[Entries with figure data]
↓↓↓
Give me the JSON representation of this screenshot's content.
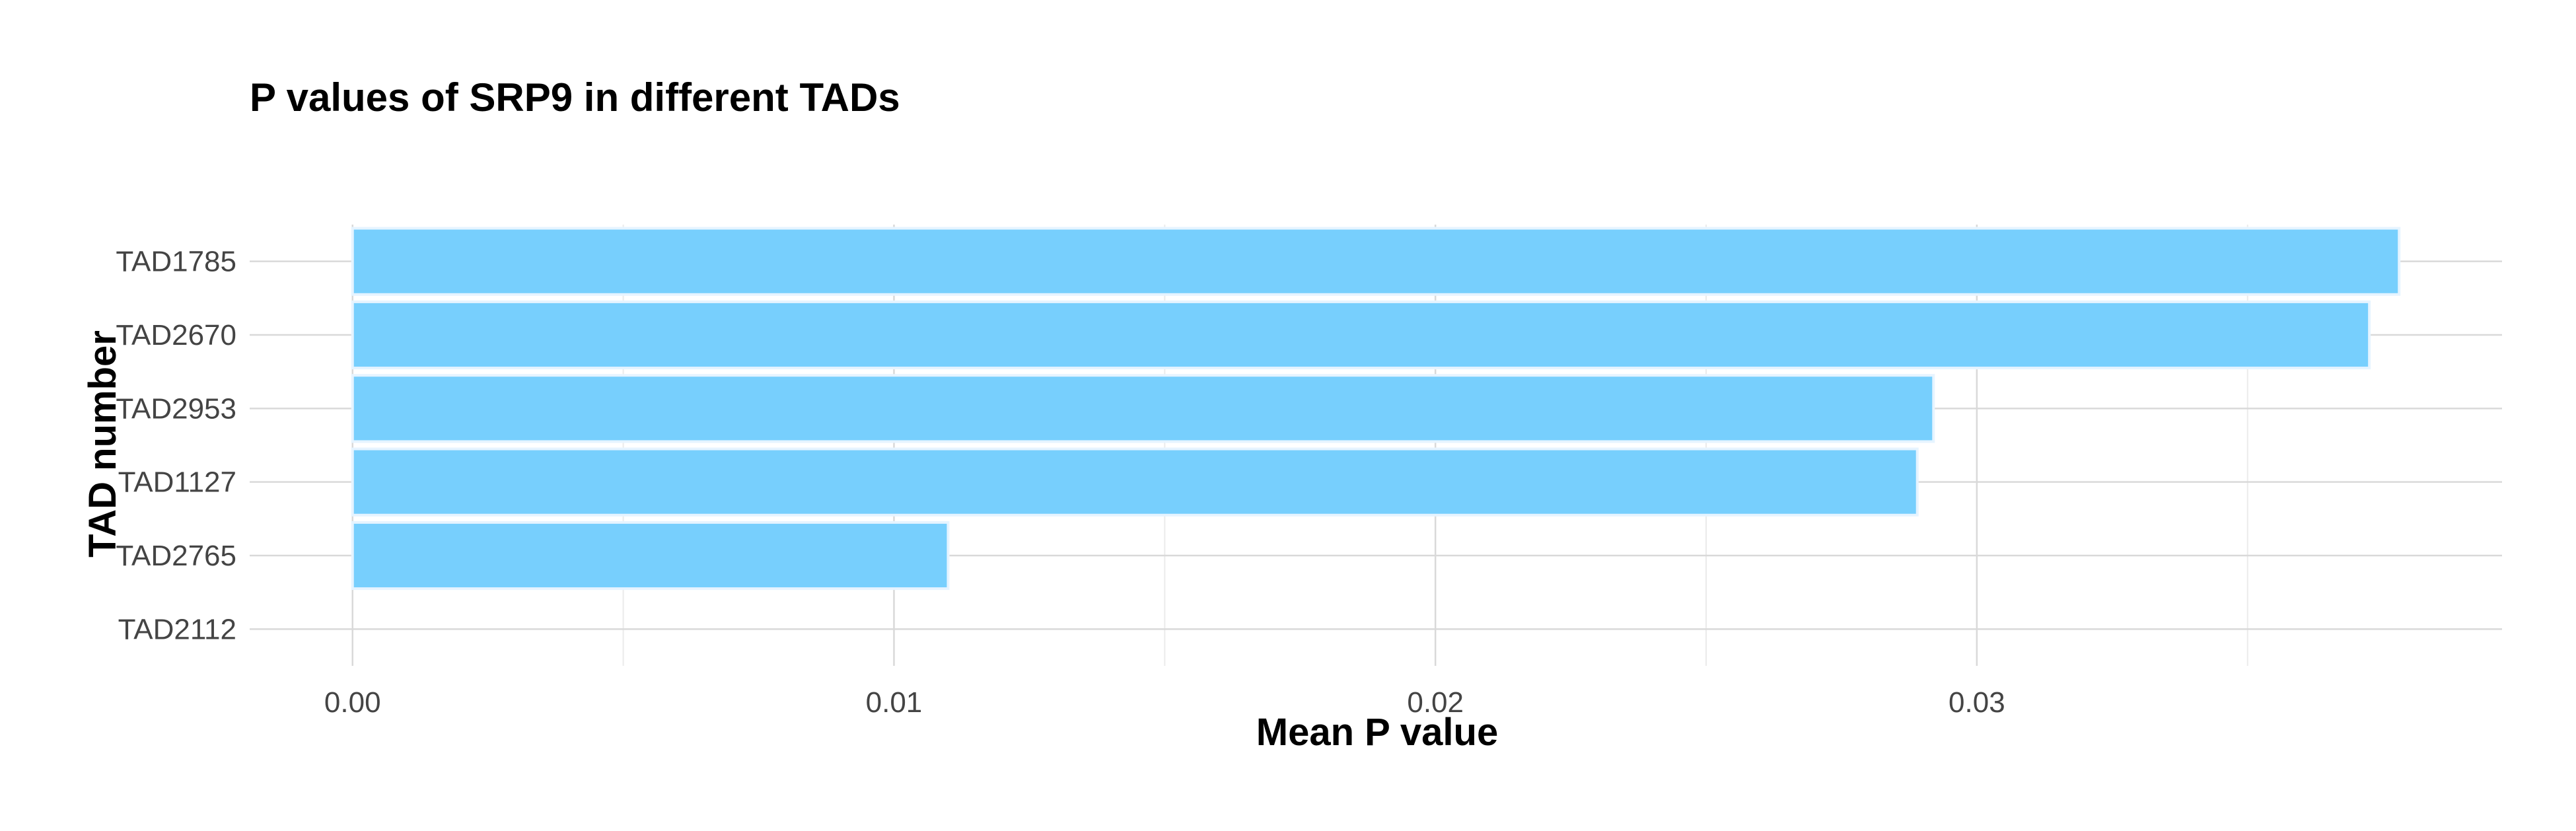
{
  "chart_data": {
    "type": "bar",
    "orientation": "horizontal",
    "title": "P values of SRP9 in different TADs",
    "xlabel": "Mean P value",
    "ylabel": "TAD number",
    "categories": [
      "TAD1785",
      "TAD2670",
      "TAD2953",
      "TAD1127",
      "TAD2765",
      "TAD2112"
    ],
    "values": [
      0.0378,
      0.03725,
      0.0292,
      0.0289,
      0.011,
      0.0
    ],
    "x_ticks": [
      0.0,
      0.01,
      0.02,
      0.03
    ],
    "x_tick_labels": [
      "0.00",
      "0.01",
      "0.02",
      "0.03"
    ],
    "x_minor_ticks": [
      0.005,
      0.015,
      0.025,
      0.035
    ],
    "xlim": [
      -0.0019,
      0.0397
    ],
    "grid": true,
    "legend": "none",
    "bar_color": "#74cefd"
  }
}
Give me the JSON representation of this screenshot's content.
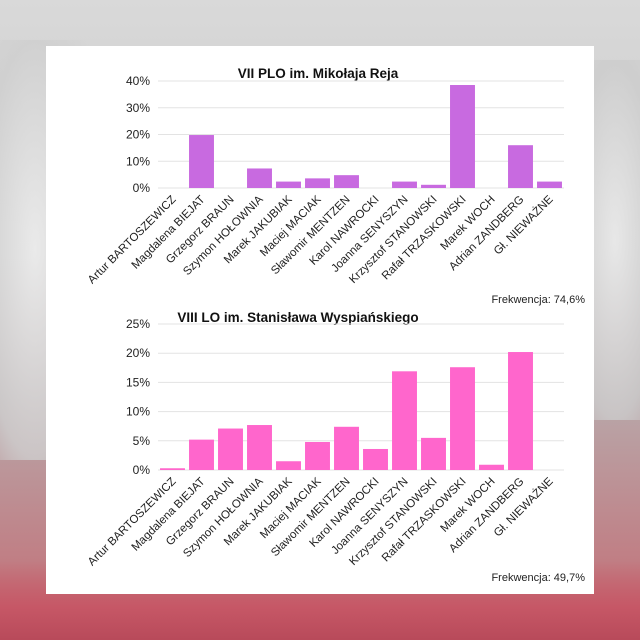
{
  "charts": [
    {
      "title": "VII PLO im. Mikołaja Reja",
      "turnout_label": "Frekwencja: 74,6%",
      "color": "#c86ae0"
    },
    {
      "title": "VIII LO im. Stanisława Wyspiańskiego",
      "turnout_label": "Frekwencja: 49,7%",
      "color": "#ff66cc"
    }
  ],
  "chart_data": [
    {
      "type": "bar",
      "title": "VII PLO im. Mikołaja Reja",
      "categories": [
        "Artur BARTOSZEWICZ",
        "Magdalena BIEJAT",
        "Grzegorz BRAUN",
        "Szymon HOŁOWNIA",
        "Marek JAKUBIAK",
        "Maciej MACIAK",
        "Sławomir MENTZEN",
        "Karol NAWROCKI",
        "Joanna SENYSZYN",
        "Krzysztof STANOWSKI",
        "Rafał TRZASKOWSKI",
        "Marek WOCH",
        "Adrian ZANDBERG",
        "Gł. NIEWAŻNE"
      ],
      "values": [
        0,
        19.8,
        0,
        7.3,
        2.4,
        3.6,
        4.8,
        0,
        2.4,
        1.2,
        38.5,
        0,
        16.0,
        2.4
      ],
      "ylim": [
        0,
        40
      ],
      "yticks": [
        "0%",
        "10%",
        "20%",
        "30%",
        "40%"
      ],
      "grid": true,
      "color": "#c86ae0"
    },
    {
      "type": "bar",
      "title": "VIII LO im. Stanisława Wyspiańskiego",
      "categories": [
        "Artur BARTOSZEWICZ",
        "Magdalena BIEJAT",
        "Grzegorz BRAUN",
        "Szymon HOŁOWNIA",
        "Marek JAKUBIAK",
        "Maciej MACIAK",
        "Sławomir MENTZEN",
        "Karol NAWROCKI",
        "Joanna SENYSZYN",
        "Krzysztof STANOWSKI",
        "Rafał TRZASKOWSKI",
        "Marek WOCH",
        "Adrian ZANDBERG",
        "Gł. NIEWAŻNE"
      ],
      "values": [
        0.3,
        5.2,
        7.1,
        7.7,
        1.5,
        4.8,
        7.4,
        3.6,
        16.9,
        5.5,
        17.6,
        0.9,
        20.2,
        0
      ],
      "ylim": [
        0,
        25
      ],
      "yticks": [
        "0%",
        "5%",
        "10%",
        "15%",
        "20%",
        "25%"
      ],
      "grid": true,
      "color": "#ff66cc"
    }
  ]
}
↑↑↑
▶ **REQUIREMENT**:
Retype each line of the listing above word for word. Exclude the pictures.

▶ **RESULT**:
Give me the JSON representation of this screenshot's content.
{
  "chart_data": {
    "type": "bar",
    "orientation": "horizontal",
    "title": "P values of SRP9 in different TADs",
    "xlabel": "Mean P value",
    "ylabel": "TAD number",
    "categories": [
      "TAD1785",
      "TAD2670",
      "TAD2953",
      "TAD1127",
      "TAD2765",
      "TAD2112"
    ],
    "values": [
      0.0378,
      0.03725,
      0.0292,
      0.0289,
      0.011,
      0.0
    ],
    "x_ticks": [
      0.0,
      0.01,
      0.02,
      0.03
    ],
    "x_tick_labels": [
      "0.00",
      "0.01",
      "0.02",
      "0.03"
    ],
    "x_minor_ticks": [
      0.005,
      0.015,
      0.025,
      0.035
    ],
    "xlim": [
      -0.0019,
      0.0397
    ],
    "grid": true,
    "legend": "none",
    "bar_color": "#74cefd"
  }
}
Give me the JSON representation of this screenshot's content.
{
  "charts": [
    {
      "title": "VII PLO im. Mikołaja Reja",
      "turnout_label": "Frekwencja: 74,6%",
      "color": "#c86ae0"
    },
    {
      "title": "VIII LO im. Stanisława Wyspiańskiego",
      "turnout_label": "Frekwencja: 49,7%",
      "color": "#ff66cc"
    }
  ],
  "chart_data": [
    {
      "type": "bar",
      "title": "VII PLO im. Mikołaja Reja",
      "categories": [
        "Artur BARTOSZEWICZ",
        "Magdalena BIEJAT",
        "Grzegorz BRAUN",
        "Szymon HOŁOWNIA",
        "Marek JAKUBIAK",
        "Maciej MACIAK",
        "Sławomir MENTZEN",
        "Karol NAWROCKI",
        "Joanna SENYSZYN",
        "Krzysztof STANOWSKI",
        "Rafał TRZASKOWSKI",
        "Marek WOCH",
        "Adrian ZANDBERG",
        "Gł. NIEWAŻNE"
      ],
      "values": [
        0,
        19.8,
        0,
        7.3,
        2.4,
        3.6,
        4.8,
        0,
        2.4,
        1.2,
        38.5,
        0,
        16.0,
        2.4
      ],
      "ylim": [
        0,
        40
      ],
      "yticks": [
        "0%",
        "10%",
        "20%",
        "30%",
        "40%"
      ],
      "grid": true,
      "color": "#c86ae0"
    },
    {
      "type": "bar",
      "title": "VIII LO im. Stanisława Wyspiańskiego",
      "categories": [
        "Artur BARTOSZEWICZ",
        "Magdalena BIEJAT",
        "Grzegorz BRAUN",
        "Szymon HOŁOWNIA",
        "Marek JAKUBIAK",
        "Maciej MACIAK",
        "Sławomir MENTZEN",
        "Karol NAWROCKI",
        "Joanna SENYSZYN",
        "Krzysztof STANOWSKI",
        "Rafał TRZASKOWSKI",
        "Marek WOCH",
        "Adrian ZANDBERG",
        "Gł. NIEWAŻNE"
      ],
      "values": [
        0.3,
        5.2,
        7.1,
        7.7,
        1.5,
        4.8,
        7.4,
        3.6,
        16.9,
        5.5,
        17.6,
        0.9,
        20.2,
        0
      ],
      "ylim": [
        0,
        25
      ],
      "yticks": [
        "0%",
        "5%",
        "10%",
        "15%",
        "20%",
        "25%"
      ],
      "grid": true,
      "color": "#ff66cc"
    }
  ]
}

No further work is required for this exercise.